Layout element entries
## START

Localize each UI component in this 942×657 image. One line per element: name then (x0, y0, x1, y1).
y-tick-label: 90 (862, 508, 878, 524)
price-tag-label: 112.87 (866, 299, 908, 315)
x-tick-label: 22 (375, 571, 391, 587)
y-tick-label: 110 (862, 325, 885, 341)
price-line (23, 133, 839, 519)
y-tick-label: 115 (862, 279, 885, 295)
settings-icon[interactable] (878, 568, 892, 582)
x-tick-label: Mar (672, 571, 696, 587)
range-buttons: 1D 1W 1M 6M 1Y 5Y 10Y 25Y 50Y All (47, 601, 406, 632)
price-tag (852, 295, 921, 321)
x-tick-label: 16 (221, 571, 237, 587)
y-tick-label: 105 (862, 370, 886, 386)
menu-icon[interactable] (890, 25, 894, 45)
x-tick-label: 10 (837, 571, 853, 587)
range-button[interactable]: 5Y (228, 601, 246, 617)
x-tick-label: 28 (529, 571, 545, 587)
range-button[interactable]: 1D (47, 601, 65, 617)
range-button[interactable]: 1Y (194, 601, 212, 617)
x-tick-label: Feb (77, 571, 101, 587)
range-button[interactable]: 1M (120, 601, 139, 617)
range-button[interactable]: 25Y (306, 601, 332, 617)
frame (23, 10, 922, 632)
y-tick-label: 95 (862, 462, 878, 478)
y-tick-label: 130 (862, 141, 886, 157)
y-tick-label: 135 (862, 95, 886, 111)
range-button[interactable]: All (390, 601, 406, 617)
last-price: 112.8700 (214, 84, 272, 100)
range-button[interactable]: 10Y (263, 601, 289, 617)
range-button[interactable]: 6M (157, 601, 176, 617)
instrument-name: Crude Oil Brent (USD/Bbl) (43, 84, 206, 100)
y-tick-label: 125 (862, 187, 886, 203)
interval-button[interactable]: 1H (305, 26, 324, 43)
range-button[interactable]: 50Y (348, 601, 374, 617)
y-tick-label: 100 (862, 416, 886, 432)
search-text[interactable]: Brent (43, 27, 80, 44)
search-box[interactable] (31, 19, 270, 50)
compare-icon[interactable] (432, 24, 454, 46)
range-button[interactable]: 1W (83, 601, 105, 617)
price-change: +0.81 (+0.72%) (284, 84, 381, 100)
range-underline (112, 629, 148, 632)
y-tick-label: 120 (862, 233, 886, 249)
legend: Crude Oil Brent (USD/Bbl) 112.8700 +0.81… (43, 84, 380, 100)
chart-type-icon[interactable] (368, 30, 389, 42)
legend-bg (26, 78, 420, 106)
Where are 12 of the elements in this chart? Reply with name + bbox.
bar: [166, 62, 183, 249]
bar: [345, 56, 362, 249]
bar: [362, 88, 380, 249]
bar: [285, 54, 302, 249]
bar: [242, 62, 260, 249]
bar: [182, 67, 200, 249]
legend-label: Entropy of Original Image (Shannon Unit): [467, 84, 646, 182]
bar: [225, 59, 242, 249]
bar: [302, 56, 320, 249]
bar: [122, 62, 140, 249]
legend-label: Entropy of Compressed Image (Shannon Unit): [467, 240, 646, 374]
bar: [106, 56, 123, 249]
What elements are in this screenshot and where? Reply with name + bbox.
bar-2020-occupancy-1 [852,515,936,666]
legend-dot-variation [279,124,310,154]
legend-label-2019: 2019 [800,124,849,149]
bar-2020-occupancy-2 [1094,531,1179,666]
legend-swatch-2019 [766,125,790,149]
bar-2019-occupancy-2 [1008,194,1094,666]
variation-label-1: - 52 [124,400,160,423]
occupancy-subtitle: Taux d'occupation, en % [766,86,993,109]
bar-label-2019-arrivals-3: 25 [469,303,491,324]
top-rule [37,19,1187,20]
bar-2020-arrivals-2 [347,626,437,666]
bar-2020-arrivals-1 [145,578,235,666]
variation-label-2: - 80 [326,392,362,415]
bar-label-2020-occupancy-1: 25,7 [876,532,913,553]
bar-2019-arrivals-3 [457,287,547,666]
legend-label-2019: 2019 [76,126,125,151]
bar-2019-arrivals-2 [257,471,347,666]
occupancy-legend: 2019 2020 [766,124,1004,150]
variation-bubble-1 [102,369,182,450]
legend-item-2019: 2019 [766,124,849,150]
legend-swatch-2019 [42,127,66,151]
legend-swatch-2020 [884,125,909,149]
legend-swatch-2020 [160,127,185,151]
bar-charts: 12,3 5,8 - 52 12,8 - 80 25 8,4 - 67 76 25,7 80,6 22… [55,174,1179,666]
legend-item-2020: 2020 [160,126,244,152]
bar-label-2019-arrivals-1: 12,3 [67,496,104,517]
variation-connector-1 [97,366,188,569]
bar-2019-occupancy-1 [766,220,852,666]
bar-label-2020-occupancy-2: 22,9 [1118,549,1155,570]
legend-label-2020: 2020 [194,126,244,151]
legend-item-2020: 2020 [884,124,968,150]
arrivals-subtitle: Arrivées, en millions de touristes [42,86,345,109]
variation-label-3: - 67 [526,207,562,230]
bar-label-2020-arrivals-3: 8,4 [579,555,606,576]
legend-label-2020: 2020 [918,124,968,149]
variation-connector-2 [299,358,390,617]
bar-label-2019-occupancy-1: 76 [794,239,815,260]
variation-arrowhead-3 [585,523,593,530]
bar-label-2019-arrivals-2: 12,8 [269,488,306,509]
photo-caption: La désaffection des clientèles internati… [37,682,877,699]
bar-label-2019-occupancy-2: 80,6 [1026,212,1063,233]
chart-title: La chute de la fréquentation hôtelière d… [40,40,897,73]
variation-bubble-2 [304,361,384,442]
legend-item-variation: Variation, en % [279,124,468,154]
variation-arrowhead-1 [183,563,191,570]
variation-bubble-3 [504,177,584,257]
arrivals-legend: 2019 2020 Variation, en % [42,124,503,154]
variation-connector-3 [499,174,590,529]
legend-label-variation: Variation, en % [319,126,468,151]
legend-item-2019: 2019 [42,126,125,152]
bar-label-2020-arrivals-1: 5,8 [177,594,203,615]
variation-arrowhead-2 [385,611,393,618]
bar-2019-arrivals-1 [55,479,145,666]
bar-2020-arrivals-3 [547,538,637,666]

## END

### DO THIS
Please reproduce all of the lines above word for word.

### EXPECTED ANSWER
Localize each UI component in this 942×657 image. One line per element: name then (x0, y0, x1, y1).
y-tick-label: 90 (862, 508, 878, 524)
price-tag-label: 112.87 (866, 299, 908, 315)
x-tick-label: 22 (375, 571, 391, 587)
y-tick-label: 110 (862, 325, 885, 341)
price-line (23, 133, 839, 519)
y-tick-label: 115 (862, 279, 885, 295)
settings-icon[interactable] (878, 568, 892, 582)
x-tick-label: Mar (672, 571, 696, 587)
range-buttons: 1D 1W 1M 6M 1Y 5Y 10Y 25Y 50Y All (47, 601, 406, 632)
price-tag (852, 295, 921, 321)
x-tick-label: 16 (221, 571, 237, 587)
y-tick-label: 105 (862, 370, 886, 386)
menu-icon[interactable] (890, 25, 894, 45)
x-tick-label: 10 (837, 571, 853, 587)
range-button[interactable]: 5Y (228, 601, 246, 617)
x-tick-label: 28 (529, 571, 545, 587)
range-button[interactable]: 1D (47, 601, 65, 617)
range-button[interactable]: 1Y (194, 601, 212, 617)
x-tick-label: Feb (77, 571, 101, 587)
range-button[interactable]: 1M (120, 601, 139, 617)
range-button[interactable]: 25Y (306, 601, 332, 617)
frame (23, 10, 922, 632)
y-tick-label: 95 (862, 462, 878, 478)
y-tick-label: 130 (862, 141, 886, 157)
y-tick-label: 135 (862, 95, 886, 111)
range-button[interactable]: All (390, 601, 406, 617)
last-price: 112.8700 (214, 84, 272, 100)
range-button[interactable]: 10Y (263, 601, 289, 617)
range-button[interactable]: 6M (157, 601, 176, 617)
instrument-name: Crude Oil Brent (USD/Bbl) (43, 84, 206, 100)
y-tick-label: 125 (862, 187, 886, 203)
interval-button[interactable]: 1H (305, 26, 324, 43)
range-button[interactable]: 50Y (348, 601, 374, 617)
y-tick-label: 100 (862, 416, 886, 432)
search-text[interactable]: Brent (43, 27, 80, 44)
search-box[interactable] (31, 19, 270, 50)
compare-icon[interactable] (432, 24, 454, 46)
range-button[interactable]: 1W (83, 601, 105, 617)
price-change: +0.81 (+0.72%) (284, 84, 381, 100)
range-underline (112, 629, 148, 632)
y-tick-label: 120 (862, 233, 886, 249)
legend: Crude Oil Brent (USD/Bbl) 112.8700 +0.81… (43, 84, 380, 100)
chart-type-icon[interactable] (368, 30, 389, 42)
legend-bg (26, 78, 420, 106)
Where are 12 of the elements in this chart? Reply with name + bbox.
bar: [166, 62, 183, 249]
bar: [345, 56, 362, 249]
bar: [362, 88, 380, 249]
bar: [285, 54, 302, 249]
bar: [242, 62, 260, 249]
bar: [182, 67, 200, 249]
legend-label: Entropy of Original Image (Shannon Unit): [467, 84, 646, 182]
bar: [225, 59, 242, 249]
bar: [302, 56, 320, 249]
bar: [122, 62, 140, 249]
legend-label: Entropy of Compressed Image (Shannon Unit): [467, 240, 646, 374]
bar: [106, 56, 123, 249]
What elements are in this screenshot and where? Reply with name + bbox.
bar-2020-occupancy-1 [852,515,936,666]
legend-dot-variation [279,124,310,154]
legend-label-2019: 2019 [800,124,849,149]
bar-2020-occupancy-2 [1094,531,1179,666]
legend-swatch-2019 [766,125,790,149]
bar-2019-occupancy-2 [1008,194,1094,666]
variation-label-1: - 52 [124,400,160,423]
occupancy-subtitle: Taux d'occupation, en % [766,86,993,109]
bar-label-2019-arrivals-3: 25 [469,303,491,324]
top-rule [37,19,1187,20]
bar-2020-arrivals-2 [347,626,437,666]
bar-2020-arrivals-1 [145,578,235,666]
variation-label-2: - 80 [326,392,362,415]
bar-label-2020-occupancy-1: 25,7 [876,532,913,553]
bar-2019-arrivals-3 [457,287,547,666]
legend-label-2019: 2019 [76,126,125,151]
bar-2019-arrivals-2 [257,471,347,666]
occupancy-legend: 2019 2020 [766,124,1004,150]
variation-bubble-1 [102,369,182,450]
legend-item-2019: 2019 [766,124,849,150]
legend-swatch-2019 [42,127,66,151]
legend-swatch-2020 [884,125,909,149]
legend-swatch-2020 [160,127,185,151]
bar-charts: 12,3 5,8 - 52 12,8 - 80 25 8,4 - 67 76 25,7 80,6 22… [55,174,1179,666]
legend-item-2020: 2020 [160,126,244,152]
bar-label-2019-arrivals-1: 12,3 [67,496,104,517]
variation-connector-1 [97,366,188,569]
bar-2019-occupancy-1 [766,220,852,666]
bar-label-2020-occupancy-2: 22,9 [1118,549,1155,570]
legend-label-2020: 2020 [194,126,244,151]
legend-item-2020: 2020 [884,124,968,150]
arrivals-subtitle: Arrivées, en millions de touristes [42,86,345,109]
variation-label-3: - 67 [526,207,562,230]
bar-label-2020-arrivals-3: 8,4 [579,555,606,576]
legend-label-2020: 2020 [918,124,968,149]
variation-connector-2 [299,358,390,617]
bar-label-2019-occupancy-1: 76 [794,239,815,260]
variation-arrowhead-3 [585,523,593,530]
bar-label-2019-arrivals-2: 12,8 [269,488,306,509]
photo-caption: La désaffection des clientèles internati… [37,682,877,699]
bar-label-2019-occupancy-2: 80,6 [1026,212,1063,233]
chart-title: La chute de la fréquentation hôtelière d… [40,40,897,73]
variation-bubble-2 [304,361,384,442]
legend-item-variation: Variation, en % [279,124,468,154]
variation-arrowhead-1 [183,563,191,570]
variation-bubble-3 [504,177,584,257]
arrivals-legend: 2019 2020 Variation, en % [42,124,503,154]
variation-connector-3 [499,174,590,529]
legend-label-variation: Variation, en % [319,126,468,151]
legend-item-2019: 2019 [42,126,125,152]
bar-label-2020-arrivals-1: 5,8 [177,594,203,615]
variation-arrowhead-2 [385,611,393,618]
bar-2019-arrivals-1 [55,479,145,666]
bar-2020-arrivals-3 [547,538,637,666]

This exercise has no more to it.